** start of DATA FOR PROCESSING **

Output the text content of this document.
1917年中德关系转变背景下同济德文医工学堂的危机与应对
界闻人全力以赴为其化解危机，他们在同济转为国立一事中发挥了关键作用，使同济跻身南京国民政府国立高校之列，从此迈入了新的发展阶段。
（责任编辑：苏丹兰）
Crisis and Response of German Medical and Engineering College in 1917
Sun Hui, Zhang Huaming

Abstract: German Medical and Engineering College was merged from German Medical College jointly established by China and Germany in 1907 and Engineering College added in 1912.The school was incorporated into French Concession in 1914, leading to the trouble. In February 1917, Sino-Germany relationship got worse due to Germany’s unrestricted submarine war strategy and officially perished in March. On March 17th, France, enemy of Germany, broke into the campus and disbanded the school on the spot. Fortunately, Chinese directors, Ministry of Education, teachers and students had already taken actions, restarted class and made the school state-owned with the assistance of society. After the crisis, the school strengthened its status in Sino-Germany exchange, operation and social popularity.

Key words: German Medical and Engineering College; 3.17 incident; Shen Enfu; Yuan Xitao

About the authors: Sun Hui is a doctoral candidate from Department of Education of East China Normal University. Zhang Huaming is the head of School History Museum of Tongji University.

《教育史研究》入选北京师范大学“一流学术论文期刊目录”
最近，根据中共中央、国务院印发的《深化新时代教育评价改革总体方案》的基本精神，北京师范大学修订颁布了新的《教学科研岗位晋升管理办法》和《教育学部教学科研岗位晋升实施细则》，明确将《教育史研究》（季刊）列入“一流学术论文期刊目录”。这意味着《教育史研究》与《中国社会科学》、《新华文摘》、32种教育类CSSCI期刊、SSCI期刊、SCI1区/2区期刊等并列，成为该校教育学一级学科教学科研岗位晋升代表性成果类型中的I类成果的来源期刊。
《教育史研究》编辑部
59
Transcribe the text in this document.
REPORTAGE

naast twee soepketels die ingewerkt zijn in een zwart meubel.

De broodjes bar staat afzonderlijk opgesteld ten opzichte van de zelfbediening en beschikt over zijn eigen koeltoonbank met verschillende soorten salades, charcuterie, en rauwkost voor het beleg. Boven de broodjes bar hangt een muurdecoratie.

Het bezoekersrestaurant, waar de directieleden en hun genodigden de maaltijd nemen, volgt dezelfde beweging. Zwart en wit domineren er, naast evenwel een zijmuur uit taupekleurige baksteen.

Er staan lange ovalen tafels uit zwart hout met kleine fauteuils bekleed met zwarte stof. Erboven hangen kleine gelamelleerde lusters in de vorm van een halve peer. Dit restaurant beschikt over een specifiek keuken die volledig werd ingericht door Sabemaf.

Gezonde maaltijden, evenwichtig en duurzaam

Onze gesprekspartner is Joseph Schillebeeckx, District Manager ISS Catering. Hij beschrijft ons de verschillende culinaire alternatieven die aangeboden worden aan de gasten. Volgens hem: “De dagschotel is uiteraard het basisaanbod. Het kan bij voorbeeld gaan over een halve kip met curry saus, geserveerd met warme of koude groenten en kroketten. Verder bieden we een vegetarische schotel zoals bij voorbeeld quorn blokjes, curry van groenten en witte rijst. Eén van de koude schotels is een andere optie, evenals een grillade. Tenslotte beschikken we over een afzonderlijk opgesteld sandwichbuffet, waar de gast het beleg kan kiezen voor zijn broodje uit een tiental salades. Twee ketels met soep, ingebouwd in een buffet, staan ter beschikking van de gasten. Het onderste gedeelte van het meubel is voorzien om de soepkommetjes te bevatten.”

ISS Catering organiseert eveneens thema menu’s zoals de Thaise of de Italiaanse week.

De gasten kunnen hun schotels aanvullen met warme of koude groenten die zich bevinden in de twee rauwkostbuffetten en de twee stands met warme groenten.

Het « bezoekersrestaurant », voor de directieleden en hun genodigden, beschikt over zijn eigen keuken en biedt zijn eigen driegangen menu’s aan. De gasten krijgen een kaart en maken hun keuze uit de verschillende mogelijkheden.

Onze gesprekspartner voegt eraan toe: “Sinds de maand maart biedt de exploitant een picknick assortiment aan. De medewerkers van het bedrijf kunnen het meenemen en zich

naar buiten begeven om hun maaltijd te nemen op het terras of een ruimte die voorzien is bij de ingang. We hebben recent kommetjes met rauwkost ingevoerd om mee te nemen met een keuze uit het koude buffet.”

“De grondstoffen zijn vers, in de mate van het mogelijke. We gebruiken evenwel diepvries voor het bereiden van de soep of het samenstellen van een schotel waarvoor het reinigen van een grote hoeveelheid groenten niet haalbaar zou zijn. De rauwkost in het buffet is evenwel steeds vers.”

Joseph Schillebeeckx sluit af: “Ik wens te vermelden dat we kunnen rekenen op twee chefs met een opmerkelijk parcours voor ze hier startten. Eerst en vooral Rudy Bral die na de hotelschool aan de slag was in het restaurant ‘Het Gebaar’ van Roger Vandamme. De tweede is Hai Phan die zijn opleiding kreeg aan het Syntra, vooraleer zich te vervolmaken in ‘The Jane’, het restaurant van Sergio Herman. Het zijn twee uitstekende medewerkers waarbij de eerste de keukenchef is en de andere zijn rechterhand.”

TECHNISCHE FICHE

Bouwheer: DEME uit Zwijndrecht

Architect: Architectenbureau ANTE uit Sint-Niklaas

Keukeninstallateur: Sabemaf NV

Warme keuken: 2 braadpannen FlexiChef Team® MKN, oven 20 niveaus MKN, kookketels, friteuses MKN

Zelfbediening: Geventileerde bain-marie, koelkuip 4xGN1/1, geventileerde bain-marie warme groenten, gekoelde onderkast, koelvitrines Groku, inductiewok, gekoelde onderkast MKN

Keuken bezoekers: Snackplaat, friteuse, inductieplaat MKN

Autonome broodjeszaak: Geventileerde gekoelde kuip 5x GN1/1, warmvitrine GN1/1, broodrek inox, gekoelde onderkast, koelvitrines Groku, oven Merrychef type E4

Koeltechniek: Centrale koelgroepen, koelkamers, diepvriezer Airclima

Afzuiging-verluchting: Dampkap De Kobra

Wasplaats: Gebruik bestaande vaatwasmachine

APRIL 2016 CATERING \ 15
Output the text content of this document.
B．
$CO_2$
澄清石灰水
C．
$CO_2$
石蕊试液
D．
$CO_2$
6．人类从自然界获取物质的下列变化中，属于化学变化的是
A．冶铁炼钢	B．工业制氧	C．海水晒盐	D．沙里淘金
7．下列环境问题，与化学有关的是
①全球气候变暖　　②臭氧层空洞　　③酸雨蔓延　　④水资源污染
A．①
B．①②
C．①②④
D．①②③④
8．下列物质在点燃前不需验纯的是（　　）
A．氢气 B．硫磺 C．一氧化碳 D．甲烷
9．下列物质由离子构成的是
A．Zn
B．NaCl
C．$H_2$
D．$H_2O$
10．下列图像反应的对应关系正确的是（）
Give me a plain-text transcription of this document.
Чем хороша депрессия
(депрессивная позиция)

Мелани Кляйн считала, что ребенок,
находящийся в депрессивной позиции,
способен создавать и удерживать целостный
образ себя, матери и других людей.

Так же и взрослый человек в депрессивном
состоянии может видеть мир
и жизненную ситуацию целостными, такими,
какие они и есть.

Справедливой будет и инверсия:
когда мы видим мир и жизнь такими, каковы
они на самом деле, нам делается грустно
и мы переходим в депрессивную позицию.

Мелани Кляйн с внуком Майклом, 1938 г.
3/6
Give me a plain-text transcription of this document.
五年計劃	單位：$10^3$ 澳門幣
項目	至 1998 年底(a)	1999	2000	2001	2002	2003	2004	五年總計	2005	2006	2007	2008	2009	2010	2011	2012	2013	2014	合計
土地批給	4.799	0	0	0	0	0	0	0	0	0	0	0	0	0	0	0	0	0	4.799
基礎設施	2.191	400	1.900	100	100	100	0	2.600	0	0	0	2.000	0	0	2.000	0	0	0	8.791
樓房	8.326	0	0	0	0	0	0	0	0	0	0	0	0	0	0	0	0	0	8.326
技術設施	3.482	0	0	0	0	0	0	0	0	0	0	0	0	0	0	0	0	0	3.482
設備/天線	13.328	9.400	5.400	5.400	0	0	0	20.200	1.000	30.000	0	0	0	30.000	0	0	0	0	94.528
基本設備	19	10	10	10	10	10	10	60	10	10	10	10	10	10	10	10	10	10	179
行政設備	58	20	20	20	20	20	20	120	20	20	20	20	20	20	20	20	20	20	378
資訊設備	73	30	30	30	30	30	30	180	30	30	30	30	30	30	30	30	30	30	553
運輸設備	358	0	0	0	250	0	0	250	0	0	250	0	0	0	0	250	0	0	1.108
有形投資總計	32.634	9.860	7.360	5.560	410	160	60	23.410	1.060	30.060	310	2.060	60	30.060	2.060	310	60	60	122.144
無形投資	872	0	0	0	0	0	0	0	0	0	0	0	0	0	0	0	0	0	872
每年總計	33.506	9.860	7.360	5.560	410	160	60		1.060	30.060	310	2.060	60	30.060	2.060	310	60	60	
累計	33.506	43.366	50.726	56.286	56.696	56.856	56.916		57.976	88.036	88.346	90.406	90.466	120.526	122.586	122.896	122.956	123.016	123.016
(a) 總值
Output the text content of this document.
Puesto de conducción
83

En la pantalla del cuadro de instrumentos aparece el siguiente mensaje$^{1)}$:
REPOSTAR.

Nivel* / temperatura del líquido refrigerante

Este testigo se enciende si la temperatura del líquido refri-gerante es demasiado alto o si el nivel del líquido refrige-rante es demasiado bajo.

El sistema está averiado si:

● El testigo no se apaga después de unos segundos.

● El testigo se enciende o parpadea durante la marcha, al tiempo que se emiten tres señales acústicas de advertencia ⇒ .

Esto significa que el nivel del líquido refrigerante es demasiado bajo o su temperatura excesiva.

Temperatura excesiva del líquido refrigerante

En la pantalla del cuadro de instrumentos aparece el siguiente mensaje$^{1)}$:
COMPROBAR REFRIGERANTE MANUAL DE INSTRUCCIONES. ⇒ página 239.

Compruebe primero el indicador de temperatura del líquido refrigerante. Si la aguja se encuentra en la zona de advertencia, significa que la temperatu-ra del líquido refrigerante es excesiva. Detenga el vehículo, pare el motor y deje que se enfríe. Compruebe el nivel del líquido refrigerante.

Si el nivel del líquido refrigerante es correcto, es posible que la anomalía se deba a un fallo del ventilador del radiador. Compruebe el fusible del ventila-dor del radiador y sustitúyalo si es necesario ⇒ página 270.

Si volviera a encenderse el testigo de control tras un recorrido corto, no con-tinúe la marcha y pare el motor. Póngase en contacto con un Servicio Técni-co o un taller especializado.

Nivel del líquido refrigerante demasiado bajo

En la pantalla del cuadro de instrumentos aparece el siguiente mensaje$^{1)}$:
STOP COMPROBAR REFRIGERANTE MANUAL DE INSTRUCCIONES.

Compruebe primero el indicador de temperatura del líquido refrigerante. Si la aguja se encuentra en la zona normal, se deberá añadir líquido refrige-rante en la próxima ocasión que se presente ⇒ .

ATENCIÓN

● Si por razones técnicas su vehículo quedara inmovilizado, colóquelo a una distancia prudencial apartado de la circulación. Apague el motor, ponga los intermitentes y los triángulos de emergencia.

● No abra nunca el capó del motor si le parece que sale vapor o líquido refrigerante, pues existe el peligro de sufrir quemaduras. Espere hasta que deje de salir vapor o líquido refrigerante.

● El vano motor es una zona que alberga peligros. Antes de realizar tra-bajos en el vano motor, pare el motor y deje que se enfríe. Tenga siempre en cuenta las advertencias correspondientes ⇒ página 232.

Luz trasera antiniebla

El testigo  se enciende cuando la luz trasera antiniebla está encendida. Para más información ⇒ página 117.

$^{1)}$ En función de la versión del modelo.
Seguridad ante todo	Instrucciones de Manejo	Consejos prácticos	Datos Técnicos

** end of DATA FOR PROCESSING **

### REQUIREMENTS
Where a line above contains the word "demasiado", copy that line.

### EXERCISE RESULT
Este testigo se enciende si la temperatura del líquido refri-gerante es demasiado alto o si el nivel del líquido refrige-rante es demasiado bajo.
Esto significa que el nivel del líquido refrigerante es demasiado bajo o su temperatura excesiva.
Nivel del líquido refrigerante demasiado bajo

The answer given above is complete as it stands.